Excerpted data -
_ _ _
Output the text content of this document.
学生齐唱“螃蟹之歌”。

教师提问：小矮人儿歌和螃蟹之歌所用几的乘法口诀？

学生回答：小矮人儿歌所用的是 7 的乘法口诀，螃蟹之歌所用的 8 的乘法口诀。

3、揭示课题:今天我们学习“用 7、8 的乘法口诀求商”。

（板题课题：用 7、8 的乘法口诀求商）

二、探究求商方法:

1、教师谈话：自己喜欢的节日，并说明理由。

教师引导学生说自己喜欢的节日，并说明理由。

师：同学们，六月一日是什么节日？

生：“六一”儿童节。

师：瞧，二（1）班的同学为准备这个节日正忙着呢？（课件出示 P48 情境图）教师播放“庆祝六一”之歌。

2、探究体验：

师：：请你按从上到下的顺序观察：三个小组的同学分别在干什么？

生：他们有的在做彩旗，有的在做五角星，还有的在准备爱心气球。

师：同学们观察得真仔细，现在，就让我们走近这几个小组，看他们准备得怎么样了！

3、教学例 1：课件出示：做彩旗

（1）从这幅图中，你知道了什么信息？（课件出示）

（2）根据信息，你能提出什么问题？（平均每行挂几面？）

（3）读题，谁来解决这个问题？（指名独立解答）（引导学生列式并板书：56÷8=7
_ _ _
Task description -
Retype the listing. Match it exactly.

Completed exercise -
Output the text content of this document.
学生齐唱“螃蟹之歌”。

教师提问：小矮人儿歌和螃蟹之歌所用几的乘法口诀？

学生回答：小矮人儿歌所用的是 7 的乘法口诀，螃蟹之歌所用的 8 的乘法口诀。

3、揭示课题:今天我们学习“用 7、8 的乘法口诀求商”。

（板题课题：用 7、8 的乘法口诀求商）

二、探究求商方法:

1、教师谈话：自己喜欢的节日，并说明理由。

教师引导学生说自己喜欢的节日，并说明理由。

师：同学们，六月一日是什么节日？

生：“六一”儿童节。

师：瞧，二（1）班的同学为准备这个节日正忙着呢？（课件出示 P48 情境图）教师播放“庆祝六一”之歌。

2、探究体验：

师：：请你按从上到下的顺序观察：三个小组的同学分别在干什么？

生：他们有的在做彩旗，有的在做五角星，还有的在准备爱心气球。

师：同学们观察得真仔细，现在，就让我们走近这几个小组，看他们准备得怎么样了！

3、教学例 1：课件出示：做彩旗

（1）从这幅图中，你知道了什么信息？（课件出示）

（2）根据信息，你能提出什么问题？（平均每行挂几面？）

（3）读题，谁来解决这个问题？（指名独立解答）（引导学生列式并板书：56÷8=7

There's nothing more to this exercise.